* PROBLEM REQUIREMENTS
Return all entries precisely as they stand, without the images.

* ENTRIES SUPPLIED
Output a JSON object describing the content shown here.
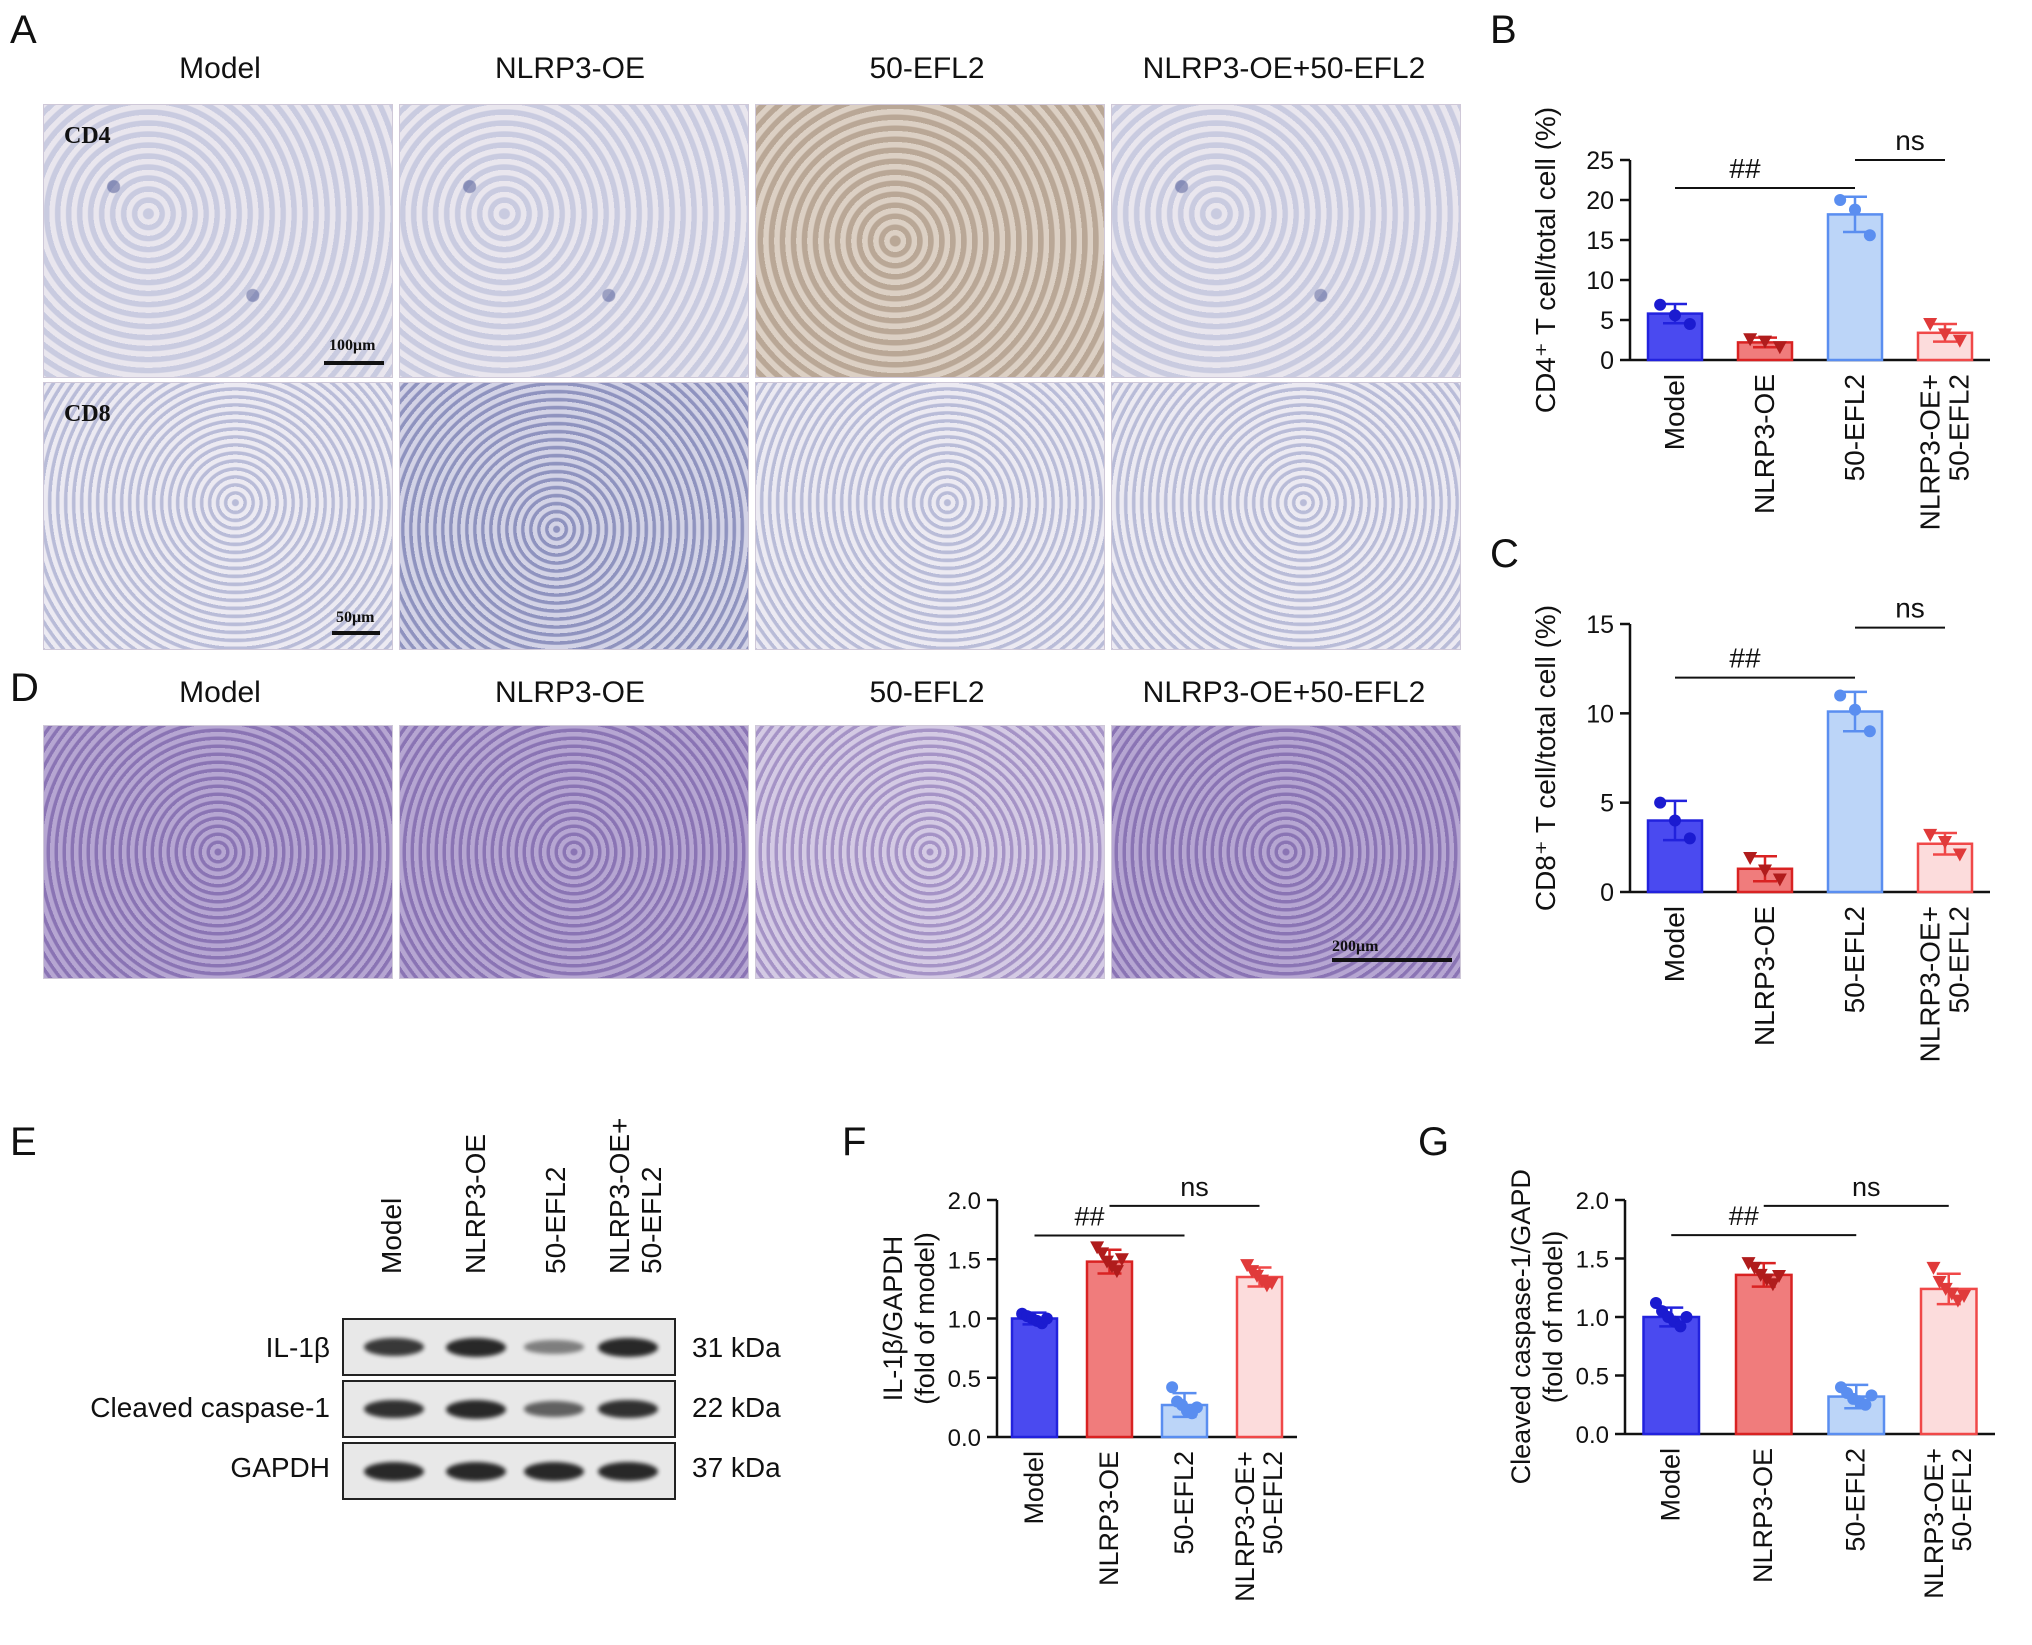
{
  "panel_labels": {
    "A": "A",
    "B": "B",
    "C": "C",
    "D": "D",
    "E": "E",
    "F": "F",
    "G": "G"
  },
  "groups": [
    "Model",
    "NLRP3-OE",
    "50-EFL2",
    "NLRP3-OE+50-EFL2"
  ],
  "panelA": {
    "row_labels": [
      "CD4",
      "CD8"
    ],
    "scale_cd4": "100μm",
    "scale_cd8": "50μm"
  },
  "panelD": {
    "scale": "200μm"
  },
  "panelE": {
    "col_labels": [
      "Model",
      "NLRP3-OE",
      "50-EFL2",
      "NLRP3-OE+",
      "50-EFL2"
    ],
    "rows": [
      {
        "label": "IL-1β",
        "kda": "31 kDa",
        "intensity": [
          0.8,
          0.9,
          0.35,
          0.9
        ]
      },
      {
        "label": "Cleaved caspase-1",
        "kda": "22 kDa",
        "intensity": [
          0.85,
          0.9,
          0.55,
          0.85
        ]
      },
      {
        "label": "GAPDH",
        "kda": "37 kDa",
        "intensity": [
          0.9,
          0.9,
          0.9,
          0.9
        ]
      }
    ]
  },
  "colors": {
    "fill": [
      "#4a4af0",
      "#f07c7c",
      "#bcd5f8",
      "#fcdcdc"
    ],
    "edge": [
      "#2222dd",
      "#d92222",
      "#5a8ef0",
      "#f04848"
    ],
    "dot": [
      "#1b1bd0",
      "#b01c1c",
      "#5a8ef0",
      "#e03a3a"
    ]
  },
  "chart_data": [
    {
      "type": "bar",
      "panel": "B",
      "categories": [
        "Model",
        "NLRP3-OE",
        "50-EFL2",
        "NLRP3-OE+50-EFL2"
      ],
      "category_lines": [
        [
          "Model"
        ],
        [
          "NLRP3-OE"
        ],
        [
          "50-EFL2"
        ],
        [
          "NLRP3-OE+",
          "50-EFL2"
        ]
      ],
      "values": [
        5.8,
        2.2,
        18.2,
        3.4
      ],
      "errors": [
        1.2,
        0.6,
        2.2,
        1.1
      ],
      "points": [
        [
          6.9,
          5.6,
          4.5
        ],
        [
          2.6,
          2.3,
          1.6
        ],
        [
          20.0,
          18.8,
          15.6
        ],
        [
          4.5,
          3.2,
          2.4
        ]
      ],
      "ylabel": "CD4⁺ T cell/total cell (%)",
      "ylim": [
        0,
        25
      ],
      "yticks": [
        0,
        5,
        10,
        15,
        20,
        25
      ],
      "sig": [
        {
          "label": "##",
          "from": 0,
          "to": 2,
          "level": 21.5
        },
        {
          "label": "ns",
          "from": 2,
          "to": 3,
          "level": 25.0
        }
      ]
    },
    {
      "type": "bar",
      "panel": "C",
      "categories": [
        "Model",
        "NLRP3-OE",
        "50-EFL2",
        "NLRP3-OE+50-EFL2"
      ],
      "category_lines": [
        [
          "Model"
        ],
        [
          "NLRP3-OE"
        ],
        [
          "50-EFL2"
        ],
        [
          "NLRP3-OE+",
          "50-EFL2"
        ]
      ],
      "values": [
        4.0,
        1.3,
        10.1,
        2.7
      ],
      "errors": [
        1.1,
        0.7,
        1.1,
        0.6
      ],
      "points": [
        [
          5.0,
          4.0,
          3.0
        ],
        [
          1.9,
          1.2,
          0.7
        ],
        [
          11.0,
          10.2,
          9.0
        ],
        [
          3.2,
          2.8,
          2.1
        ]
      ],
      "ylabel": "CD8⁺ T cell/total cell (%)",
      "ylim": [
        0,
        15
      ],
      "yticks": [
        0,
        5,
        10,
        15
      ],
      "sig": [
        {
          "label": "##",
          "from": 0,
          "to": 2,
          "level": 12.0
        },
        {
          "label": "ns",
          "from": 2,
          "to": 3,
          "level": 14.8
        }
      ]
    },
    {
      "type": "bar",
      "panel": "F",
      "categories": [
        "Model",
        "NLRP3-OE",
        "50-EFL2",
        "NLRP3-OE+50-EFL2"
      ],
      "category_lines": [
        [
          "Model"
        ],
        [
          "NLRP3-OE"
        ],
        [
          "50-EFL2"
        ],
        [
          "NLRP3-OE+",
          "50-EFL2"
        ]
      ],
      "values": [
        1.0,
        1.48,
        0.27,
        1.35
      ],
      "errors": [
        0.05,
        0.1,
        0.1,
        0.08
      ],
      "points": [
        [
          1.04,
          1.02,
          1.0,
          0.98,
          0.96,
          1.0
        ],
        [
          1.6,
          1.55,
          1.48,
          1.44,
          1.4,
          1.5
        ],
        [
          0.42,
          0.3,
          0.27,
          0.22,
          0.2,
          0.25
        ],
        [
          1.45,
          1.4,
          1.36,
          1.32,
          1.28,
          1.3
        ]
      ],
      "ylabel_lines": [
        "IL-1β/GAPDH",
        "(fold of model)"
      ],
      "ylim": [
        0,
        2.0
      ],
      "yticks": [
        0.0,
        0.5,
        1.0,
        1.5,
        2.0
      ],
      "sig": [
        {
          "label": "##",
          "from": 0,
          "to": 2,
          "level": 1.7
        },
        {
          "label": "ns",
          "from": 1,
          "to": 3,
          "level": 1.95
        }
      ]
    },
    {
      "type": "bar",
      "panel": "G",
      "categories": [
        "Model",
        "NLRP3-OE",
        "50-EFL2",
        "NLRP3-OE+50-EFL2"
      ],
      "category_lines": [
        [
          "Model"
        ],
        [
          "NLRP3-OE"
        ],
        [
          "50-EFL2"
        ],
        [
          "NLRP3-OE+",
          "50-EFL2"
        ]
      ],
      "values": [
        1.0,
        1.36,
        0.32,
        1.24
      ],
      "errors": [
        0.08,
        0.1,
        0.1,
        0.13
      ],
      "points": [
        [
          1.12,
          1.05,
          1.0,
          0.96,
          0.92,
          1.0
        ],
        [
          1.46,
          1.42,
          1.36,
          1.32,
          1.28,
          1.35
        ],
        [
          0.4,
          0.35,
          0.3,
          0.28,
          0.25,
          0.33
        ],
        [
          1.42,
          1.3,
          1.24,
          1.2,
          1.14,
          1.18
        ]
      ],
      "ylabel_lines": [
        "Cleaved caspase-1/GAPDH",
        "(fold of model)"
      ],
      "ylim": [
        0,
        2.0
      ],
      "yticks": [
        0.0,
        0.5,
        1.0,
        1.5,
        2.0
      ],
      "sig": [
        {
          "label": "##",
          "from": 0,
          "to": 2,
          "level": 1.7
        },
        {
          "label": "ns",
          "from": 1,
          "to": 3,
          "level": 1.95
        }
      ]
    }
  ]
}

* ANSWER FOR THE TASK
Output a JSON object describing the content shown here.
{
  "panel_labels": {
    "A": "A",
    "B": "B",
    "C": "C",
    "D": "D",
    "E": "E",
    "F": "F",
    "G": "G"
  },
  "groups": [
    "Model",
    "NLRP3-OE",
    "50-EFL2",
    "NLRP3-OE+50-EFL2"
  ],
  "panelA": {
    "row_labels": [
      "CD4",
      "CD8"
    ],
    "scale_cd4": "100μm",
    "scale_cd8": "50μm"
  },
  "panelD": {
    "scale": "200μm"
  },
  "panelE": {
    "col_labels": [
      "Model",
      "NLRP3-OE",
      "50-EFL2",
      "NLRP3-OE+",
      "50-EFL2"
    ],
    "rows": [
      {
        "label": "IL-1β",
        "kda": "31 kDa",
        "intensity": [
          0.8,
          0.9,
          0.35,
          0.9
        ]
      },
      {
        "label": "Cleaved caspase-1",
        "kda": "22 kDa",
        "intensity": [
          0.85,
          0.9,
          0.55,
          0.85
        ]
      },
      {
        "label": "GAPDH",
        "kda": "37 kDa",
        "intensity": [
          0.9,
          0.9,
          0.9,
          0.9
        ]
      }
    ]
  },
  "colors": {
    "fill": [
      "#4a4af0",
      "#f07c7c",
      "#bcd5f8",
      "#fcdcdc"
    ],
    "edge": [
      "#2222dd",
      "#d92222",
      "#5a8ef0",
      "#f04848"
    ],
    "dot": [
      "#1b1bd0",
      "#b01c1c",
      "#5a8ef0",
      "#e03a3a"
    ]
  },
  "chart_data": [
    {
      "type": "bar",
      "panel": "B",
      "categories": [
        "Model",
        "NLRP3-OE",
        "50-EFL2",
        "NLRP3-OE+50-EFL2"
      ],
      "category_lines": [
        [
          "Model"
        ],
        [
          "NLRP3-OE"
        ],
        [
          "50-EFL2"
        ],
        [
          "NLRP3-OE+",
          "50-EFL2"
        ]
      ],
      "values": [
        5.8,
        2.2,
        18.2,
        3.4
      ],
      "errors": [
        1.2,
        0.6,
        2.2,
        1.1
      ],
      "points": [
        [
          6.9,
          5.6,
          4.5
        ],
        [
          2.6,
          2.3,
          1.6
        ],
        [
          20.0,
          18.8,
          15.6
        ],
        [
          4.5,
          3.2,
          2.4
        ]
      ],
      "ylabel": "CD4⁺ T cell/total cell (%)",
      "ylim": [
        0,
        25
      ],
      "yticks": [
        0,
        5,
        10,
        15,
        20,
        25
      ],
      "sig": [
        {
          "label": "##",
          "from": 0,
          "to": 2,
          "level": 21.5
        },
        {
          "label": "ns",
          "from": 2,
          "to": 3,
          "level": 25.0
        }
      ]
    },
    {
      "type": "bar",
      "panel": "C",
      "categories": [
        "Model",
        "NLRP3-OE",
        "50-EFL2",
        "NLRP3-OE+50-EFL2"
      ],
      "category_lines": [
        [
          "Model"
        ],
        [
          "NLRP3-OE"
        ],
        [
          "50-EFL2"
        ],
        [
          "NLRP3-OE+",
          "50-EFL2"
        ]
      ],
      "values": [
        4.0,
        1.3,
        10.1,
        2.7
      ],
      "errors": [
        1.1,
        0.7,
        1.1,
        0.6
      ],
      "points": [
        [
          5.0,
          4.0,
          3.0
        ],
        [
          1.9,
          1.2,
          0.7
        ],
        [
          11.0,
          10.2,
          9.0
        ],
        [
          3.2,
          2.8,
          2.1
        ]
      ],
      "ylabel": "CD8⁺ T cell/total cell (%)",
      "ylim": [
        0,
        15
      ],
      "yticks": [
        0,
        5,
        10,
        15
      ],
      "sig": [
        {
          "label": "##",
          "from": 0,
          "to": 2,
          "level": 12.0
        },
        {
          "label": "ns",
          "from": 2,
          "to": 3,
          "level": 14.8
        }
      ]
    },
    {
      "type": "bar",
      "panel": "F",
      "categories": [
        "Model",
        "NLRP3-OE",
        "50-EFL2",
        "NLRP3-OE+50-EFL2"
      ],
      "category_lines": [
        [
          "Model"
        ],
        [
          "NLRP3-OE"
        ],
        [
          "50-EFL2"
        ],
        [
          "NLRP3-OE+",
          "50-EFL2"
        ]
      ],
      "values": [
        1.0,
        1.48,
        0.27,
        1.35
      ],
      "errors": [
        0.05,
        0.1,
        0.1,
        0.08
      ],
      "points": [
        [
          1.04,
          1.02,
          1.0,
          0.98,
          0.96,
          1.0
        ],
        [
          1.6,
          1.55,
          1.48,
          1.44,
          1.4,
          1.5
        ],
        [
          0.42,
          0.3,
          0.27,
          0.22,
          0.2,
          0.25
        ],
        [
          1.45,
          1.4,
          1.36,
          1.32,
          1.28,
          1.3
        ]
      ],
      "ylabel_lines": [
        "IL-1β/GAPDH",
        "(fold of model)"
      ],
      "ylim": [
        0,
        2.0
      ],
      "yticks": [
        0.0,
        0.5,
        1.0,
        1.5,
        2.0
      ],
      "sig": [
        {
          "label": "##",
          "from": 0,
          "to": 2,
          "level": 1.7
        },
        {
          "label": "ns",
          "from": 1,
          "to": 3,
          "level": 1.95
        }
      ]
    },
    {
      "type": "bar",
      "panel": "G",
      "categories": [
        "Model",
        "NLRP3-OE",
        "50-EFL2",
        "NLRP3-OE+50-EFL2"
      ],
      "category_lines": [
        [
          "Model"
        ],
        [
          "NLRP3-OE"
        ],
        [
          "50-EFL2"
        ],
        [
          "NLRP3-OE+",
          "50-EFL2"
        ]
      ],
      "values": [
        1.0,
        1.36,
        0.32,
        1.24
      ],
      "errors": [
        0.08,
        0.1,
        0.1,
        0.13
      ],
      "points": [
        [
          1.12,
          1.05,
          1.0,
          0.96,
          0.92,
          1.0
        ],
        [
          1.46,
          1.42,
          1.36,
          1.32,
          1.28,
          1.35
        ],
        [
          0.4,
          0.35,
          0.3,
          0.28,
          0.25,
          0.33
        ],
        [
          1.42,
          1.3,
          1.24,
          1.2,
          1.14,
          1.18
        ]
      ],
      "ylabel_lines": [
        "Cleaved caspase-1/GAPDH",
        "(fold of model)"
      ],
      "ylim": [
        0,
        2.0
      ],
      "yticks": [
        0.0,
        0.5,
        1.0,
        1.5,
        2.0
      ],
      "sig": [
        {
          "label": "##",
          "from": 0,
          "to": 2,
          "level": 1.7
        },
        {
          "label": "ns",
          "from": 1,
          "to": 3,
          "level": 1.95
        }
      ]
    }
  ]
}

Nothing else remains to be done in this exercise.